◆ What is required
In the following material, identify every line holding the string "Métricas" and return it.

◆ Data records
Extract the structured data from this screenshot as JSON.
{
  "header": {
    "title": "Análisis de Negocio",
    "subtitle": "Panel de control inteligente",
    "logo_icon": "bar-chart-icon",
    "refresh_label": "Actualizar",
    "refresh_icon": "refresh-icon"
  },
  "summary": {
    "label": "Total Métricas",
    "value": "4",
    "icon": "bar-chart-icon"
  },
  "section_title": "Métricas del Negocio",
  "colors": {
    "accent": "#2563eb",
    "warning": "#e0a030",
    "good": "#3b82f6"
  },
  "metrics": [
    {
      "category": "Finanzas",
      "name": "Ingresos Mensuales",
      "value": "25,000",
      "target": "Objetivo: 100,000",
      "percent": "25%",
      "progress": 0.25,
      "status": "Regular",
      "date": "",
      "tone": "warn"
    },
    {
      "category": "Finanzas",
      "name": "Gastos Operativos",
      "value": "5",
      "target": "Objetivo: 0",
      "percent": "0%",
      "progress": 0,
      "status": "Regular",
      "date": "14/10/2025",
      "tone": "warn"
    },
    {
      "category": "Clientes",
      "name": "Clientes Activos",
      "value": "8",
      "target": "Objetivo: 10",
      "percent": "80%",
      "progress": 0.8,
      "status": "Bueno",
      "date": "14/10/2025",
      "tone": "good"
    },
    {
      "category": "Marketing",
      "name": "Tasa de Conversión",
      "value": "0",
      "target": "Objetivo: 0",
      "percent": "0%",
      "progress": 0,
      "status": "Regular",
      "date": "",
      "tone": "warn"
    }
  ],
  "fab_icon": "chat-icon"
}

◆ Complete answer
    "label": "Total Métricas",
  "section_title": "Métricas del Negocio",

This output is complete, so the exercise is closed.